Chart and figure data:
◇ ◇ ◇

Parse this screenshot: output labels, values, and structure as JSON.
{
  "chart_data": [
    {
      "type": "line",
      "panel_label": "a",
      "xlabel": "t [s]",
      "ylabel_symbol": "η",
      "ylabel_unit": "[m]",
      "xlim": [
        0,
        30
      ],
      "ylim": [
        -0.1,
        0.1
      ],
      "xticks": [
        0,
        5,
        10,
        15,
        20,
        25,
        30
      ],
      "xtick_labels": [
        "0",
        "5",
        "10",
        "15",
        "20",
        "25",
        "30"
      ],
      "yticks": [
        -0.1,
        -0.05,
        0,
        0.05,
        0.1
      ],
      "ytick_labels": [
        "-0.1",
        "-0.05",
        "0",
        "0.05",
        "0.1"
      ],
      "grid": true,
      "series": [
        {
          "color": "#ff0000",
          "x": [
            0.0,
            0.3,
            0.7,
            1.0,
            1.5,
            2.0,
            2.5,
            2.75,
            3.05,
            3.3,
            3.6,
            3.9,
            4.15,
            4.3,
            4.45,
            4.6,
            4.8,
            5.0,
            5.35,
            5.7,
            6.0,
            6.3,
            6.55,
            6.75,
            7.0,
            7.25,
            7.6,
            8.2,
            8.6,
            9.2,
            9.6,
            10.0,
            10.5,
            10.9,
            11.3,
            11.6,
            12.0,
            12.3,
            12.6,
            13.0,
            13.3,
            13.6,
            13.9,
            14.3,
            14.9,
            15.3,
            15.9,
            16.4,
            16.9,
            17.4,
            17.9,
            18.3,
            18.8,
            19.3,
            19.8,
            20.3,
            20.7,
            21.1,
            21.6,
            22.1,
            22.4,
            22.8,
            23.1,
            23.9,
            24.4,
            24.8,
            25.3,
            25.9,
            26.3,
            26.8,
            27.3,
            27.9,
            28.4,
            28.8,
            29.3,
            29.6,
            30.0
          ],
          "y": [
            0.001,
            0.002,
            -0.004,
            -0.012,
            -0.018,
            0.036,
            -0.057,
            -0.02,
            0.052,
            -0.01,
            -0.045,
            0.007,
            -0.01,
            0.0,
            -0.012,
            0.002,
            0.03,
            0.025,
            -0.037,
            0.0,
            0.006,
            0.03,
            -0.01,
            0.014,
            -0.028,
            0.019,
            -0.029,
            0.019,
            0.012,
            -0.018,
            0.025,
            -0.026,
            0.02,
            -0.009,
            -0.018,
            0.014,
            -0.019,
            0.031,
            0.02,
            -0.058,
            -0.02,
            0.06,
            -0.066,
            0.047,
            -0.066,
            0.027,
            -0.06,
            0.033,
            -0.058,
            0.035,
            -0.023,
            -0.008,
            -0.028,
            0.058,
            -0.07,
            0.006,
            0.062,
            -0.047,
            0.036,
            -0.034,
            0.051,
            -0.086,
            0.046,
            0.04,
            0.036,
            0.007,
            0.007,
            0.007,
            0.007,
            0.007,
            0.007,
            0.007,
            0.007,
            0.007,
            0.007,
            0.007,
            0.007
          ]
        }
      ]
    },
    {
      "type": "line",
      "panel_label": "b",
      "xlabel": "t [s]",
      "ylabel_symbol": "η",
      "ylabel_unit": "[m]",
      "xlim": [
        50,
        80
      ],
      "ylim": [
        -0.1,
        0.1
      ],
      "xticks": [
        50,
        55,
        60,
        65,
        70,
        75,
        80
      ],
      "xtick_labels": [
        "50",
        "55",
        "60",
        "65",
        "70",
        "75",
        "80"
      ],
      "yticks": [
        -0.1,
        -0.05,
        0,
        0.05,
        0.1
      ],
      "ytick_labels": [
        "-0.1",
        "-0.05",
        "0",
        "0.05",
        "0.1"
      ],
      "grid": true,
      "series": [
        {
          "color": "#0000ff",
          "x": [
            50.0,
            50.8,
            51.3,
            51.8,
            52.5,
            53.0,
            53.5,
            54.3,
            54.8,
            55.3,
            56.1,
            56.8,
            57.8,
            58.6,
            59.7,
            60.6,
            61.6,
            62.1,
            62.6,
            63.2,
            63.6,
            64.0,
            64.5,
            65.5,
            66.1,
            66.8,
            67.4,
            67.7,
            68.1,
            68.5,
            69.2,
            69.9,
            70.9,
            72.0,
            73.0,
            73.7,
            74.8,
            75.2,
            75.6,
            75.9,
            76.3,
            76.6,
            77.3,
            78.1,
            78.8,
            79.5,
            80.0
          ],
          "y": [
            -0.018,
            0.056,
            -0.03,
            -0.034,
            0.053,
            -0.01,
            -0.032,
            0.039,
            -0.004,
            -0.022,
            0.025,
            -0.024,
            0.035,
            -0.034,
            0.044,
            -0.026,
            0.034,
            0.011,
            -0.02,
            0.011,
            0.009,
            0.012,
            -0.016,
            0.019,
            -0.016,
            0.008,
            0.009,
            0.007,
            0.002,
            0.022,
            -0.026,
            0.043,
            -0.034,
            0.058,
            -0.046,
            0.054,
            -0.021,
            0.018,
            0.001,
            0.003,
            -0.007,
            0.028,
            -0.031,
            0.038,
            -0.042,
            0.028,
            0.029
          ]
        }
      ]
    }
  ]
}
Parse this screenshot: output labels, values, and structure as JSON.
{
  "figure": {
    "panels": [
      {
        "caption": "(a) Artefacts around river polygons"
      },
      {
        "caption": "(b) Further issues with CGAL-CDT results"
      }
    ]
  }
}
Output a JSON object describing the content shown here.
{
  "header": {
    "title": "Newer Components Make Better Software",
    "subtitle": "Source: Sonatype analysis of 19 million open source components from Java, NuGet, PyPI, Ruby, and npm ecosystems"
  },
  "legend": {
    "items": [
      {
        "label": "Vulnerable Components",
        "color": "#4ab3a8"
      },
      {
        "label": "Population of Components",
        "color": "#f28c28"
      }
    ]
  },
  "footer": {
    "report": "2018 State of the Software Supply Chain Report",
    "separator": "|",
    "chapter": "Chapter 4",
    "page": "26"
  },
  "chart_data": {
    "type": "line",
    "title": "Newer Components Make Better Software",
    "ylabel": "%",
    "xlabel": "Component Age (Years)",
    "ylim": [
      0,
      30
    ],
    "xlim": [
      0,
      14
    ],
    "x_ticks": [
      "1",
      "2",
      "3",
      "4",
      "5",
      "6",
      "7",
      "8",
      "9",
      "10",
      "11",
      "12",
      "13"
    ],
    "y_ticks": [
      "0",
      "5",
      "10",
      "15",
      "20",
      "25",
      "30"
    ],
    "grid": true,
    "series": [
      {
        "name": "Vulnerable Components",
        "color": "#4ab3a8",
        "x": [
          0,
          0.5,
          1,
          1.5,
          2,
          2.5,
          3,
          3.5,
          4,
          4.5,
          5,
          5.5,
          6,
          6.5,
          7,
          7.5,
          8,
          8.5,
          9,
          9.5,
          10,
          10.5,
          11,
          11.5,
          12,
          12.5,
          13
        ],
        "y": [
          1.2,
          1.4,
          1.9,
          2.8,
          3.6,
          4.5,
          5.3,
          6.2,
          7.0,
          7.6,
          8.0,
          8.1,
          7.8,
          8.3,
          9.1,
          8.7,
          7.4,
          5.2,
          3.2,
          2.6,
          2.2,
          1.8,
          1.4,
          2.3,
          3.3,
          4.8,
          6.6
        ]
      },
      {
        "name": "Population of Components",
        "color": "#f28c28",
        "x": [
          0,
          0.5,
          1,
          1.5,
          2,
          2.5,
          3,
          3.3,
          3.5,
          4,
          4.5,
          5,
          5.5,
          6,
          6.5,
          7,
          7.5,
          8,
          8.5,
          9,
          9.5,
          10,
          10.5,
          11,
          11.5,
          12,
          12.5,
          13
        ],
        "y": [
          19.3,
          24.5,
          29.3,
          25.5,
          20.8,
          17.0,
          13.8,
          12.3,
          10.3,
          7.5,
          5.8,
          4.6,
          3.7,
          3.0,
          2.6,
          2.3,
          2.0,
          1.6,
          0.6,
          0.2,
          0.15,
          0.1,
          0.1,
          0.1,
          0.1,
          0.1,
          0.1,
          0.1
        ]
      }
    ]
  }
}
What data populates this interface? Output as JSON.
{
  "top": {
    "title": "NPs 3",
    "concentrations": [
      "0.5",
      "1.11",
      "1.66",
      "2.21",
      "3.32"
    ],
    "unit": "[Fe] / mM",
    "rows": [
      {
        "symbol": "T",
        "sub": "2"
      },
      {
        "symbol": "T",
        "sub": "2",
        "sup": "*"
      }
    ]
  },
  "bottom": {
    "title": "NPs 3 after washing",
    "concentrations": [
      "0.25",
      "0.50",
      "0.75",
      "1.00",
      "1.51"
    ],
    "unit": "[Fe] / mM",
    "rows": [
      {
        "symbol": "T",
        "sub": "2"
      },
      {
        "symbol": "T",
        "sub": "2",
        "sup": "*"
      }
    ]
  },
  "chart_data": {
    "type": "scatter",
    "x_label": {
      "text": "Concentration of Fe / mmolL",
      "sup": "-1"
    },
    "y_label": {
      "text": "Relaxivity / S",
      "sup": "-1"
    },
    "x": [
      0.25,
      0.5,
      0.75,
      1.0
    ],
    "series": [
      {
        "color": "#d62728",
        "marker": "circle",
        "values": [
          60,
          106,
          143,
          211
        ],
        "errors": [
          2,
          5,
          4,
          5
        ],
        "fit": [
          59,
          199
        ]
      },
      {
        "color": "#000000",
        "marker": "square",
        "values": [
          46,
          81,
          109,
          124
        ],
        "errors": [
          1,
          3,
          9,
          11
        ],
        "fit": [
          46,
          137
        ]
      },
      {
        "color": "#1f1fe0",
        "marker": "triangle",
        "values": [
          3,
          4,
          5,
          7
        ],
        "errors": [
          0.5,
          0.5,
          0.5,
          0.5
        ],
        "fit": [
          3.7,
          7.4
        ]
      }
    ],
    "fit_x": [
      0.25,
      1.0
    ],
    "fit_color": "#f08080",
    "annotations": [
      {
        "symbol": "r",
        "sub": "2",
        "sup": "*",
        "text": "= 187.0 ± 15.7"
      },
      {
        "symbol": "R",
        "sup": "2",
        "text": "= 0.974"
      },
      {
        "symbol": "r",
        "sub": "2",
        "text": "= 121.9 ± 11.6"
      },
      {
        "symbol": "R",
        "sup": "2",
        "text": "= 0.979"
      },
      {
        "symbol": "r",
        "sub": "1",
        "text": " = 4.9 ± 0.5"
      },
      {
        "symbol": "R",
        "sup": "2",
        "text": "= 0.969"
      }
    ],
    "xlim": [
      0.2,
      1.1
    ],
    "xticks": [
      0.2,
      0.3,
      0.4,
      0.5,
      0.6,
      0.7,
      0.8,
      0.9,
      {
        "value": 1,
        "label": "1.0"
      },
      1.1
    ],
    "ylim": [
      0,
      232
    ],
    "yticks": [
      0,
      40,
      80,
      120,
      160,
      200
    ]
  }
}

◇ ◇ ◇

▸ **WORK TO BE COMPLETED**:
Identify the lines of the data that contain the word "name". Copy each of them.

▸ **THE REPLY**:
        "name": "Vulnerable Components",
        "name": "Population of Components",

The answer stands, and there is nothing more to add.